── DATA SUPPLIED ──
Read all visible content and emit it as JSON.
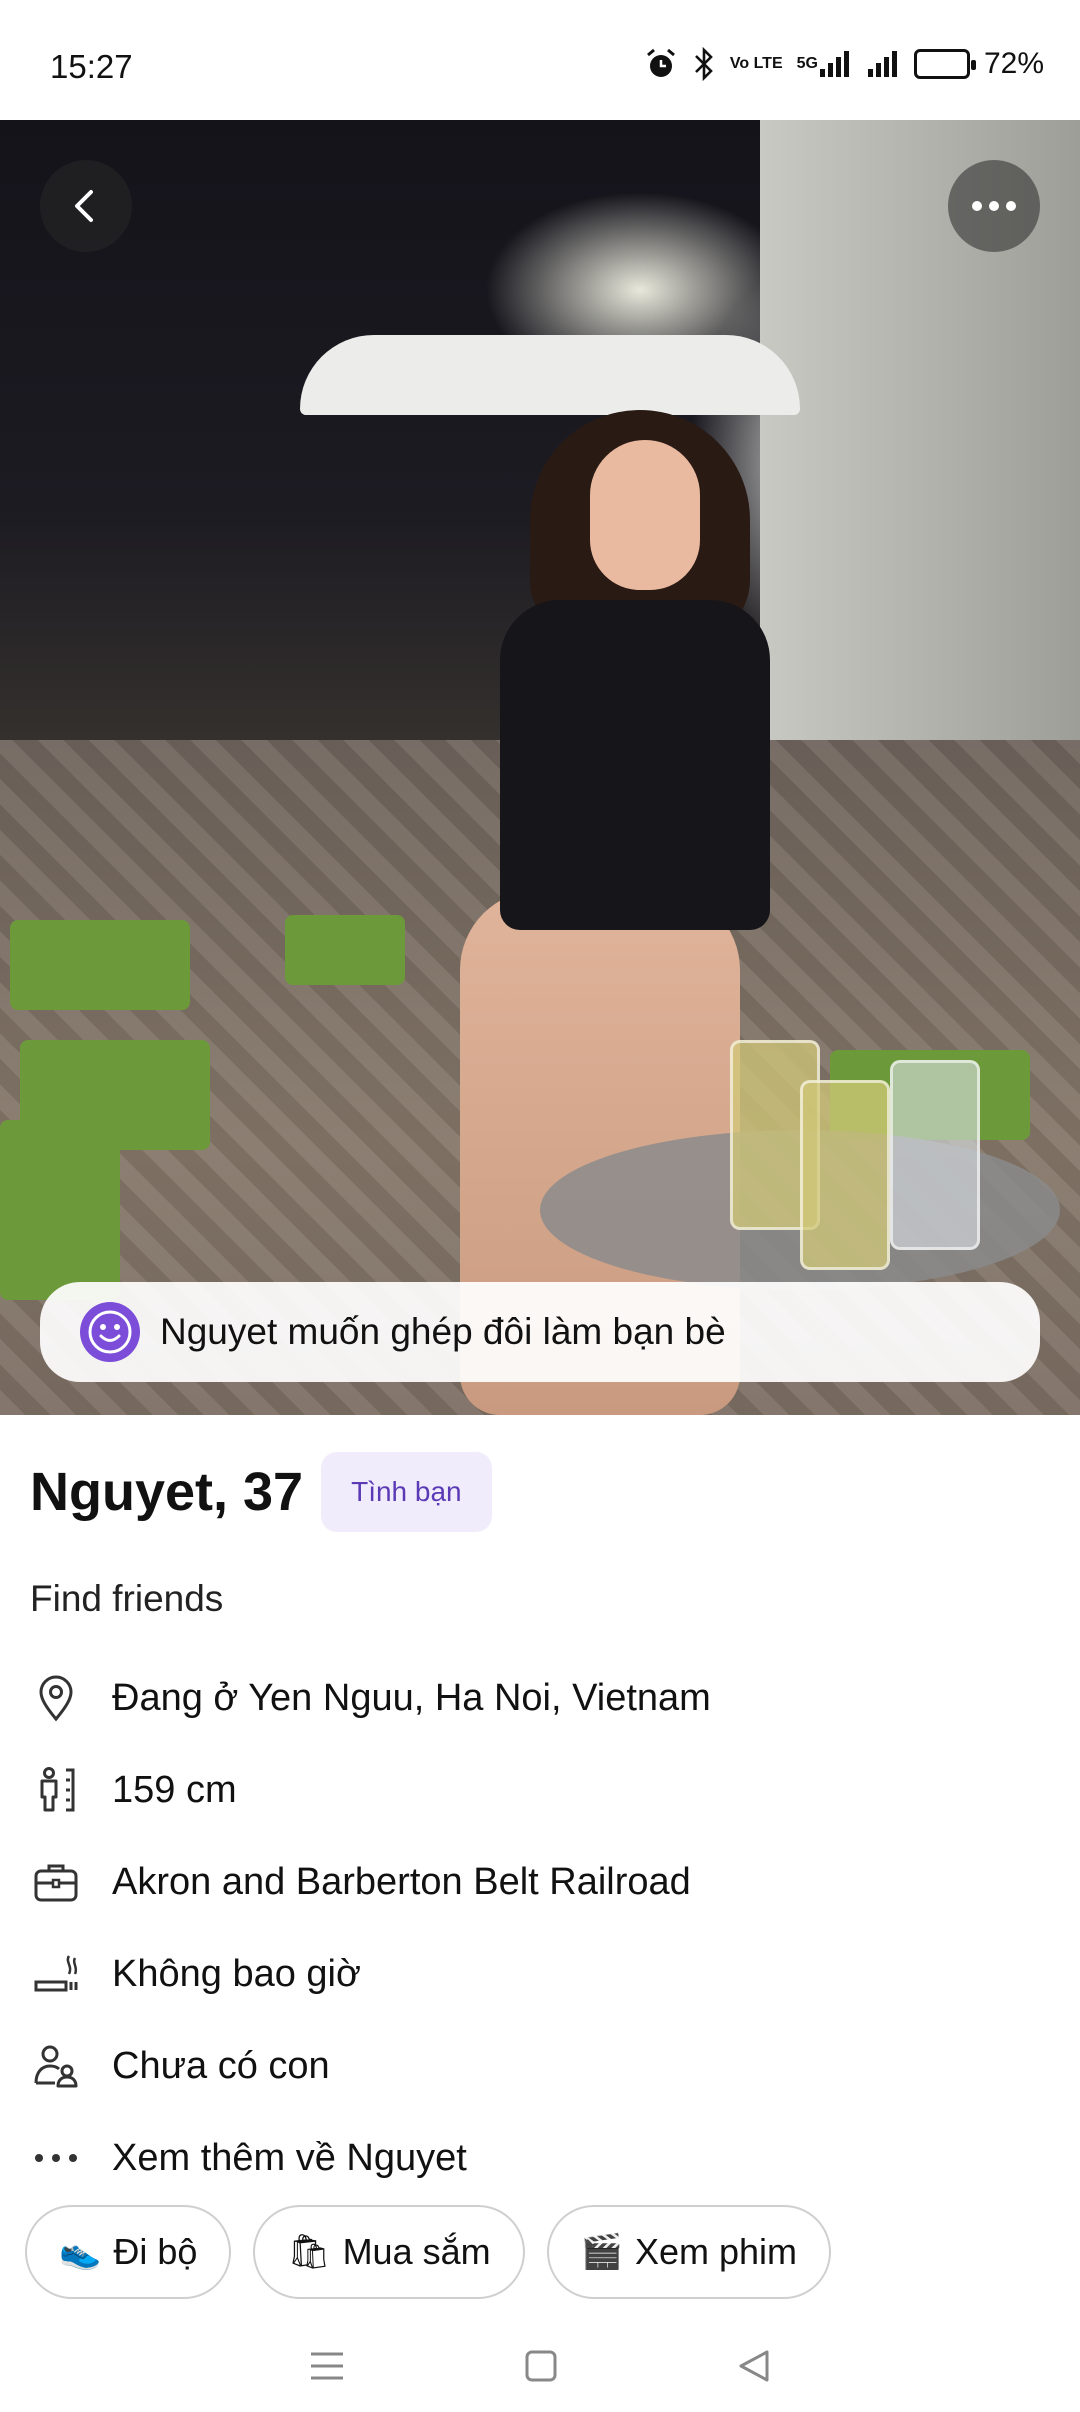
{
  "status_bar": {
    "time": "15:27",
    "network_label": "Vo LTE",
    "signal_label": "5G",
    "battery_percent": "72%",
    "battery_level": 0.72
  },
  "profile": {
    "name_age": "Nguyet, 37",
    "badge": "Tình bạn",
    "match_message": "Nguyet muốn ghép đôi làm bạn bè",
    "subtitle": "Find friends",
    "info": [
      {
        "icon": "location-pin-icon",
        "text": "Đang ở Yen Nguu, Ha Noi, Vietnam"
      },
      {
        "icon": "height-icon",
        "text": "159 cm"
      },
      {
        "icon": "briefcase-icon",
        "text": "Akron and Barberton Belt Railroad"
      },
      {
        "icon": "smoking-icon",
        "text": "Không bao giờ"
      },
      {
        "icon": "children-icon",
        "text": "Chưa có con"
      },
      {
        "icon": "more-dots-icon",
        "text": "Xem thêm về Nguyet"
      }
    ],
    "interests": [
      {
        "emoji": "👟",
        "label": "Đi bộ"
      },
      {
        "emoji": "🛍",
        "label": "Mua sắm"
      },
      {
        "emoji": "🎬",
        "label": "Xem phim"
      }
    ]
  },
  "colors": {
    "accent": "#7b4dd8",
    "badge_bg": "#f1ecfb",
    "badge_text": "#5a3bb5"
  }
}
───
EXERCISE DIRECTIONS: Exclude the pictures, and transcribe all of the material exactly.

WRITTEN ANSWER:
Read all visible content and emit it as JSON.
{
  "status_bar": {
    "time": "15:27",
    "network_label": "Vo LTE",
    "signal_label": "5G",
    "battery_percent": "72%",
    "battery_level": 0.72
  },
  "profile": {
    "name_age": "Nguyet, 37",
    "badge": "Tình bạn",
    "match_message": "Nguyet muốn ghép đôi làm bạn bè",
    "subtitle": "Find friends",
    "info": [
      {
        "icon": "location-pin-icon",
        "text": "Đang ở Yen Nguu, Ha Noi, Vietnam"
      },
      {
        "icon": "height-icon",
        "text": "159 cm"
      },
      {
        "icon": "briefcase-icon",
        "text": "Akron and Barberton Belt Railroad"
      },
      {
        "icon": "smoking-icon",
        "text": "Không bao giờ"
      },
      {
        "icon": "children-icon",
        "text": "Chưa có con"
      },
      {
        "icon": "more-dots-icon",
        "text": "Xem thêm về Nguyet"
      }
    ],
    "interests": [
      {
        "emoji": "👟",
        "label": "Đi bộ"
      },
      {
        "emoji": "🛍",
        "label": "Mua sắm"
      },
      {
        "emoji": "🎬",
        "label": "Xem phim"
      }
    ]
  },
  "colors": {
    "accent": "#7b4dd8",
    "badge_bg": "#f1ecfb",
    "badge_text": "#5a3bb5"
  }
}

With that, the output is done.